Identify each line below that contains the string "purple", and copy those lines.

-- RECORDED INFORMATION start --

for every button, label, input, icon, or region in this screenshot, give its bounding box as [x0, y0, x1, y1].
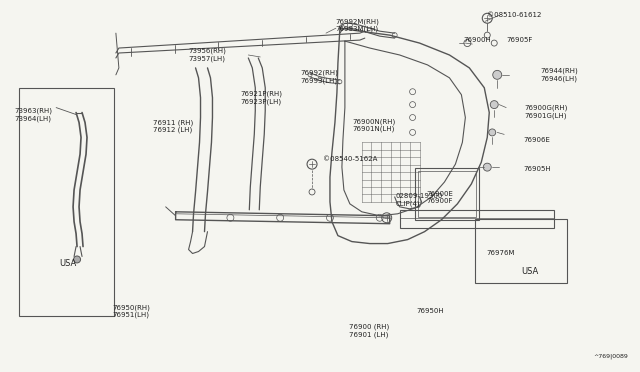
Text: 76921P(RH)
76923P(LH): 76921P(RH) 76923P(LH) [241, 91, 282, 105]
Text: 76905F: 76905F [506, 37, 532, 43]
Text: ©08510-61612: ©08510-61612 [487, 12, 541, 18]
Text: USA: USA [60, 259, 77, 268]
Text: ^769|0089: ^769|0089 [594, 354, 628, 359]
Text: 76950H: 76950H [417, 308, 444, 314]
Text: 76906E: 76906E [523, 137, 550, 143]
Circle shape [483, 163, 492, 171]
Text: ©08540-5162A: ©08540-5162A [323, 156, 378, 162]
Text: 73963(RH)
73964(LH): 73963(RH) 73964(LH) [14, 108, 52, 122]
Text: 76992M(RH)
76993M(LH): 76992M(RH) 76993M(LH) [335, 18, 379, 32]
Text: 76900H: 76900H [463, 37, 491, 43]
Text: 73956(RH)
73957(LH): 73956(RH) 73957(LH) [189, 48, 227, 62]
Bar [399, 210, 554, 228]
Bar [417, 171, 476, 217]
Text: 76900 (RH)
76901 (LH): 76900 (RH) 76901 (LH) [349, 324, 389, 338]
Text: 02809-19300
CLIP(4): 02809-19300 CLIP(4) [396, 193, 443, 206]
Text: 76905H: 76905H [523, 166, 551, 172]
Text: USA: USA [522, 267, 539, 276]
Text: 76944(RH)
76946(LH): 76944(RH) 76946(LH) [540, 68, 578, 82]
Circle shape [493, 70, 502, 79]
Bar [415, 168, 479, 220]
Text: 76911 (RH)
76912 (LH): 76911 (RH) 76912 (LH) [153, 119, 193, 134]
Text: 76976M: 76976M [486, 250, 515, 256]
Bar [19, 88, 114, 316]
Text: 76950(RH)
76951(LH): 76950(RH) 76951(LH) [113, 304, 151, 318]
Circle shape [489, 129, 496, 136]
Bar [476, 219, 567, 283]
Text: 76900N(RH)
76901N(LH): 76900N(RH) 76901N(LH) [353, 118, 396, 132]
Circle shape [74, 256, 81, 263]
Text: 76900G(RH)
76901G(LH): 76900G(RH) 76901G(LH) [524, 105, 568, 119]
Text: 76992(RH)
76993(LH): 76992(RH) 76993(LH) [300, 70, 338, 84]
Circle shape [490, 101, 498, 109]
Text: 76900E
76900F: 76900E 76900F [426, 192, 453, 204]
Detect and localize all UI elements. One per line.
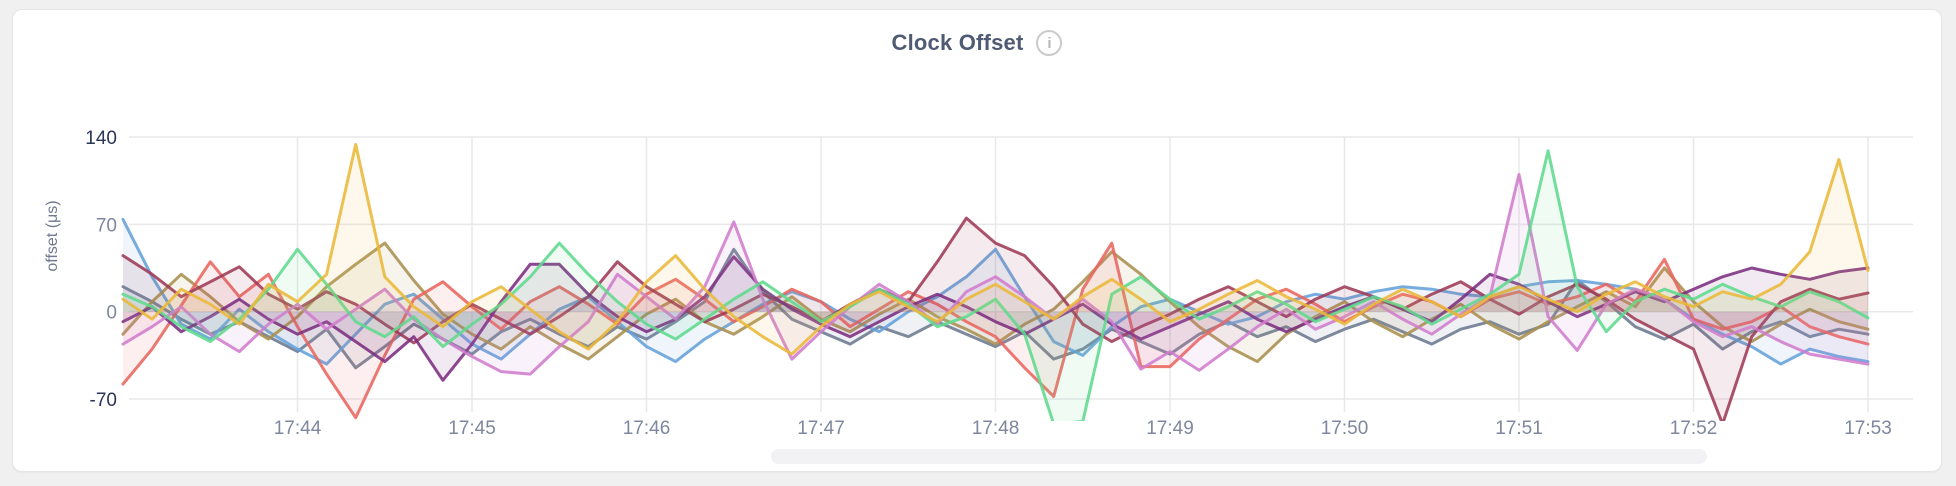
x-tick-label: 17:45 <box>448 418 496 439</box>
x-tick-label: 17:50 <box>1321 418 1369 439</box>
series-fill-purple <box>123 256 1868 381</box>
y-tick-label: 140 <box>85 128 117 149</box>
series-line-green <box>121 149 1870 421</box>
clock-offset-card: Clock Offset i offset (μs) 140 70 0 -70 17:4… <box>12 9 1942 472</box>
series-line-khaki <box>121 241 1870 364</box>
x-tick-label: 17:44 <box>274 418 322 439</box>
y-tick-label: 0 <box>106 303 117 324</box>
x-tick-label: 17:46 <box>623 418 671 439</box>
series-line-purple <box>121 255 1870 382</box>
y-tick-label: 70 <box>96 215 117 236</box>
x-tick-label: 17:48 <box>972 418 1020 439</box>
info-icon[interactable]: i <box>1036 30 1063 56</box>
clock-offset-plot[interactable]: 140 70 0 -70 17:44 17:45 17:46 17:47 17:48 17:49 1… <box>13 10 1943 473</box>
series-line-gold <box>121 143 1870 356</box>
x-tick-label: 17:49 <box>1146 418 1194 439</box>
series-fill-maroon <box>123 218 1868 421</box>
bottom-scroll-track[interactable] <box>771 449 1707 464</box>
series-fill-blue <box>123 219 1868 365</box>
x-tick-label: 17:53 <box>1844 418 1892 439</box>
x-tick-label: 17:52 <box>1670 418 1718 439</box>
chart-title: Clock Offset <box>891 30 1024 55</box>
series-line-salmon <box>121 241 1870 420</box>
series-line-orchid <box>121 173 1870 376</box>
y-tick-label: -70 <box>90 390 117 411</box>
info-icon-glyph: i <box>1047 34 1052 52</box>
chart-header: Clock Offset i <box>13 30 1941 56</box>
x-tick-label: 17:47 <box>797 418 845 439</box>
series-fill-slate <box>123 249 1868 368</box>
x-tick-label: 17:51 <box>1495 418 1543 439</box>
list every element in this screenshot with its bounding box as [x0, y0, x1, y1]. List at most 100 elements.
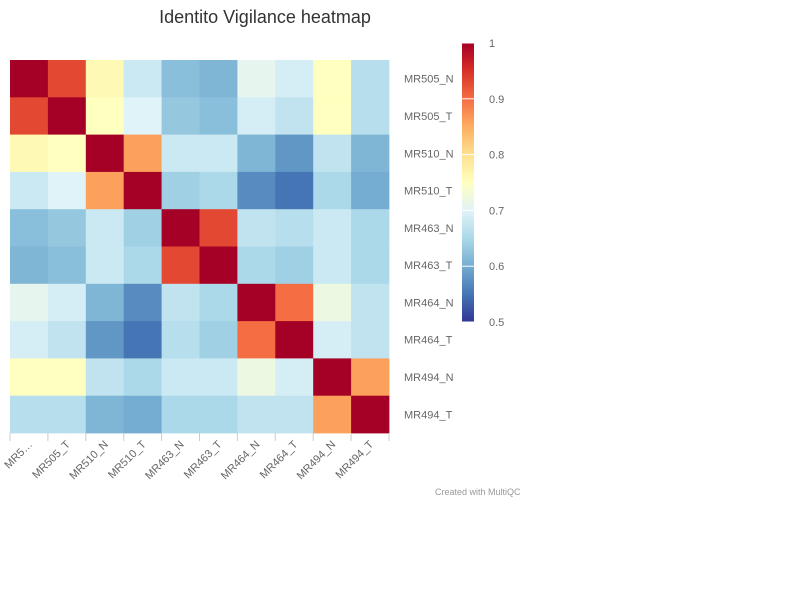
- heatmap-cell: [237, 358, 276, 397]
- heatmap-cell: [199, 395, 238, 434]
- heatmap-cell: [161, 134, 200, 173]
- heatmap-cell: [199, 134, 238, 173]
- heatmap-cell: [237, 283, 276, 322]
- heatmap-cell: [351, 97, 390, 135]
- heatmap-cell: [161, 246, 200, 285]
- heatmap-cell: [275, 209, 314, 247]
- heatmap-cell: [123, 60, 162, 98]
- heatmap-cell: [10, 321, 49, 359]
- y-axis-labels: MR505_N MR505_T MR510_N MR510_T MR463_N MR463…: [404, 74, 454, 422]
- heatmap-cell: [275, 171, 314, 210]
- y-tick-label: MR510_T: [404, 186, 453, 198]
- colorbar-tick-label: 0.5: [489, 317, 504, 329]
- heatmap-cell: [10, 60, 49, 98]
- heatmap-cell: [351, 209, 390, 247]
- heatmap-cell: [237, 395, 276, 434]
- y-tick-label: MR463_T: [404, 260, 453, 272]
- heatmap-cell: [47, 358, 87, 397]
- heatmap-cell: [275, 321, 314, 359]
- heatmap-cell: [123, 209, 162, 247]
- colorbar-tick-label: 0.8: [489, 150, 504, 162]
- x-tick-label: MR505_T: [30, 438, 73, 481]
- colorbar-tick-label: 1: [489, 38, 495, 50]
- heatmap-cell: [123, 171, 162, 210]
- heatmap-cell: [161, 395, 200, 434]
- heatmap-cell: [199, 97, 238, 135]
- heatmap-cell: [85, 321, 125, 359]
- heatmap-cell: [47, 395, 87, 434]
- x-tick-label: MR464_T: [258, 438, 301, 481]
- y-tick-label: MR510_N: [404, 148, 454, 160]
- heatmap-cell: [161, 60, 200, 98]
- heatmap-cell: [123, 395, 162, 434]
- heatmap-cell: [10, 209, 49, 247]
- x-tick-label: MR510_N: [67, 439, 111, 483]
- heatmap-cell: [313, 97, 352, 135]
- y-tick-label: MR463_N: [404, 223, 454, 235]
- heatmap-cell: [275, 97, 314, 135]
- heatmap-cell: [199, 283, 238, 322]
- heatmap-cells: [10, 60, 390, 434]
- heatmap-cell: [313, 283, 352, 322]
- heatmap-cell: [161, 171, 200, 210]
- heatmap-cell: [10, 283, 49, 322]
- heatmap-cell: [10, 97, 49, 135]
- heatmap-cell: [313, 60, 352, 98]
- x-tick-label: MR494_N: [295, 439, 339, 483]
- heatmap-cell: [351, 60, 390, 98]
- heatmap-cell: [161, 209, 200, 247]
- heatmap-cell: [199, 321, 238, 359]
- heatmap-cell: [351, 246, 390, 285]
- heatmap-cell: [85, 209, 125, 247]
- heatmap-cell: [275, 134, 314, 173]
- x-tick-label: MR464_N: [219, 439, 263, 483]
- heatmap-cell: [47, 60, 87, 98]
- heatmap-cell: [10, 134, 49, 173]
- heatmap-cell: [10, 246, 49, 285]
- heatmap-cell: [313, 358, 352, 397]
- heatmap-cell: [275, 358, 314, 397]
- colorbar-tick-label: 0.7: [489, 205, 504, 217]
- heatmap-cell: [161, 97, 200, 135]
- heatmap-cell: [47, 246, 87, 285]
- heatmap-cell: [123, 97, 162, 135]
- heatmap-cell: [161, 321, 200, 359]
- heatmap-cell: [85, 246, 125, 285]
- heatmap-cell: [237, 246, 276, 285]
- x-tick-label: MR510_T: [106, 438, 149, 481]
- heatmap-cell: [85, 97, 125, 135]
- heatmap-cell: [351, 134, 390, 173]
- heatmap-cell: [275, 246, 314, 285]
- heatmap-cell: [123, 134, 162, 173]
- heatmap-cell: [313, 171, 352, 210]
- heatmap-cell: [351, 171, 390, 210]
- heatmap-cell: [237, 209, 276, 247]
- heatmap-cell: [85, 134, 125, 173]
- x-tick-label: MR5…: [2, 439, 35, 472]
- y-tick-label: MR464_N: [404, 297, 454, 309]
- heatmap-cell: [237, 97, 276, 135]
- heatmap-cell: [199, 171, 238, 210]
- heatmap-cell: [161, 283, 200, 322]
- colorbar-tick-label: 0.6: [489, 261, 504, 273]
- x-tick-label: MR463_N: [143, 439, 187, 483]
- heatmap-cell: [199, 246, 238, 285]
- heatmap-cell: [123, 246, 162, 285]
- multiqc-credit: Created with MultiQC: [435, 487, 521, 497]
- heatmap-cell: [275, 395, 314, 434]
- heatmap-cell: [47, 209, 87, 247]
- heatmap-cell: [199, 209, 238, 247]
- heatmap-cell: [313, 395, 352, 434]
- colorbar-gradient: [462, 43, 474, 322]
- heatmap-cell: [237, 171, 276, 210]
- heatmap-cell: [199, 60, 238, 98]
- y-tick-label: MR464_T: [404, 335, 453, 347]
- heatmap-cell: [313, 321, 352, 359]
- heatmap-cell: [275, 283, 314, 322]
- x-tick-label: MR494_T: [333, 438, 376, 481]
- heatmap-cell: [47, 134, 87, 173]
- heatmap-cell: [10, 395, 49, 434]
- x-axis-labels: MR5…MR505_TMR510_NMR510_TMR463_NMR463_TM…: [2, 433, 390, 483]
- chart-title: Identito Vigilance heatmap: [159, 7, 371, 27]
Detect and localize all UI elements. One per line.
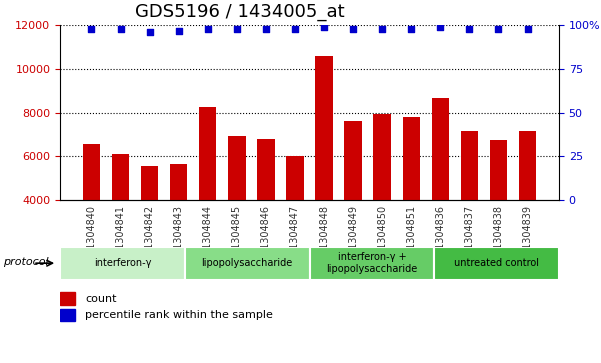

-- RECORDED INFORMATION end --

### COMPLETE RESPONSE
series-fill-purple <box>123 256 1868 381</box>
series-line-purple <box>121 255 1870 382</box>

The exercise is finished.